Goal: Retype the part of the records below that opens with the line containing "caret-down-icon: ▼ — [521, 188, 533, 202]" and closes with the line containing "page-header: My Record — [0, 62, 683, 151]", keeping every character unchanged.

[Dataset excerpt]
--- START ---
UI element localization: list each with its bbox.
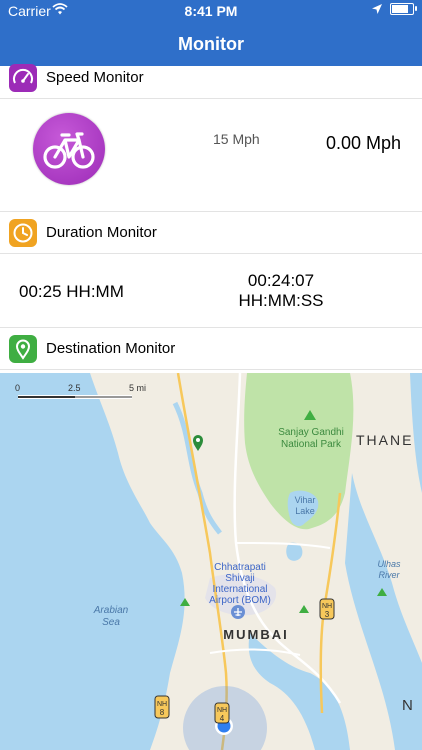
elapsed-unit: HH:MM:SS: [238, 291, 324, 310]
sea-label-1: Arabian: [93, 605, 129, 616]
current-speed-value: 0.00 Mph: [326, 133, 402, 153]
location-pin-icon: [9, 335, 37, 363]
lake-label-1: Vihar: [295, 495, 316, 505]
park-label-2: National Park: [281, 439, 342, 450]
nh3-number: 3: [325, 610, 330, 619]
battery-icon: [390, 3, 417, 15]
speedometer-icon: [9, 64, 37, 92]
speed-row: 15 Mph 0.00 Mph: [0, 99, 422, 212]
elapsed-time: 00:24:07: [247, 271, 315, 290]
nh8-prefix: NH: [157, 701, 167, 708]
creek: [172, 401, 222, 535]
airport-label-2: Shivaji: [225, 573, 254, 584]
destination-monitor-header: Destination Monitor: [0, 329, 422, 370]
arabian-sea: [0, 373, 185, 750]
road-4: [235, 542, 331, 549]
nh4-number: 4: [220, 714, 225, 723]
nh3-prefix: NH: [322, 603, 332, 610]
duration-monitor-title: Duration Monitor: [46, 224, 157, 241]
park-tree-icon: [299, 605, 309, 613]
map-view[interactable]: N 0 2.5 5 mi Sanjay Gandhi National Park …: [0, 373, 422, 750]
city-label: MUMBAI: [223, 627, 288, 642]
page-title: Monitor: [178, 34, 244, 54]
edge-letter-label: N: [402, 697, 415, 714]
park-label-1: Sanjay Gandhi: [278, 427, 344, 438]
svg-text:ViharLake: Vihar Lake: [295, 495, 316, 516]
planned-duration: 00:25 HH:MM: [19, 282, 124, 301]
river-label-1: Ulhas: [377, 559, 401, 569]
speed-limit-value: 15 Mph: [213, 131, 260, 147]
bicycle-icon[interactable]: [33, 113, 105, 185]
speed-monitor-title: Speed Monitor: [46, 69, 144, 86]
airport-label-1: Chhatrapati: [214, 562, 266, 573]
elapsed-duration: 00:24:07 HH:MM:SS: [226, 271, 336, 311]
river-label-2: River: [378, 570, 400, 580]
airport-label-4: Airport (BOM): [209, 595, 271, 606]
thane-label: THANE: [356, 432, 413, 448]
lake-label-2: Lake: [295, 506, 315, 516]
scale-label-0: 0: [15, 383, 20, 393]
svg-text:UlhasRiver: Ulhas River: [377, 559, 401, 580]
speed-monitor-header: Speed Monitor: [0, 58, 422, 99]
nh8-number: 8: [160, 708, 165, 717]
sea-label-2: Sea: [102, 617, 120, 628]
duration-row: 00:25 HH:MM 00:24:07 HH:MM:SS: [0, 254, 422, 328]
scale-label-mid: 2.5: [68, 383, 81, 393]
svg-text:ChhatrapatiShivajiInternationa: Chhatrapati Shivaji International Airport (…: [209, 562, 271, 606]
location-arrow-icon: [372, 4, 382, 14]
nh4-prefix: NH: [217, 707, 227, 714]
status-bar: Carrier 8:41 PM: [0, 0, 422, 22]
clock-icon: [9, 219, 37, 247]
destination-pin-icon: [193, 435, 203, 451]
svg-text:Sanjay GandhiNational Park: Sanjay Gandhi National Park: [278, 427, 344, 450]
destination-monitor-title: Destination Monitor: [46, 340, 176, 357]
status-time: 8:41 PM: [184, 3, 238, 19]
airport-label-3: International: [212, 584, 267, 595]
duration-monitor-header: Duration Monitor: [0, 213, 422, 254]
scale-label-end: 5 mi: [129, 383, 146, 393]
--- END ---
--- START ---
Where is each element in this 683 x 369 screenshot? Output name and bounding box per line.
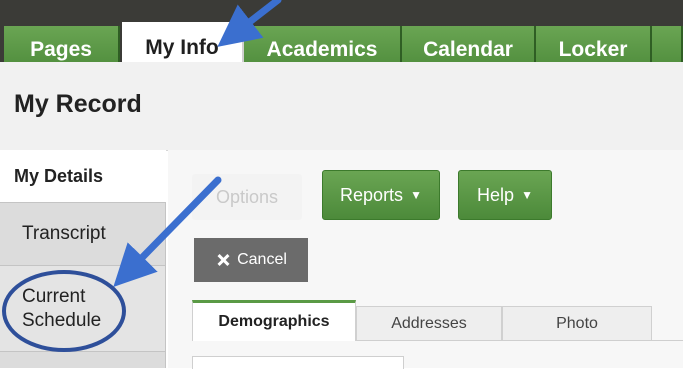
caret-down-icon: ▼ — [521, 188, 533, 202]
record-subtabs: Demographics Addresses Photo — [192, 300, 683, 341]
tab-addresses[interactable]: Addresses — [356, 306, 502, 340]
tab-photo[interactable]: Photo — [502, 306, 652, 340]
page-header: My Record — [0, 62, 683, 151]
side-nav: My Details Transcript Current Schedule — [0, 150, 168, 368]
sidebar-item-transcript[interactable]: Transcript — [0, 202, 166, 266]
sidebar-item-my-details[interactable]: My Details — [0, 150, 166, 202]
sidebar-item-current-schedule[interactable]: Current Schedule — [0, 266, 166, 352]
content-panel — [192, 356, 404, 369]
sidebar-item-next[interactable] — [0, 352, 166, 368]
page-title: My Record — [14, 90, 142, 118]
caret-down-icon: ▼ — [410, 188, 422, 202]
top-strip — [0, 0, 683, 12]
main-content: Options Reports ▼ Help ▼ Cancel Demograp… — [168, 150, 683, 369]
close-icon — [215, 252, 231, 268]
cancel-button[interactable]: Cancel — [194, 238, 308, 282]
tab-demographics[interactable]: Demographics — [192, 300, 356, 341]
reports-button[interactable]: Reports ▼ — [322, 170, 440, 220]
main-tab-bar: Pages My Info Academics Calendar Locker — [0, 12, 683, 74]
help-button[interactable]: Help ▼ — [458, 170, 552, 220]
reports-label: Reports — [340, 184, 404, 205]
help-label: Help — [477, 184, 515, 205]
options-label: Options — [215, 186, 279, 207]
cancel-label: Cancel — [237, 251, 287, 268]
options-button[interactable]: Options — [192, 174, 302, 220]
--- END ---
Answer:
caret-down-icon: ▼ — [521, 188, 533, 202]
record-subtabs: Demographics Addresses Photo — [192, 300, 683, 341]
tab-addresses[interactable]: Addresses — [356, 306, 502, 340]
tab-photo[interactable]: Photo — [502, 306, 652, 340]
page-header: My Record — [0, 62, 683, 151]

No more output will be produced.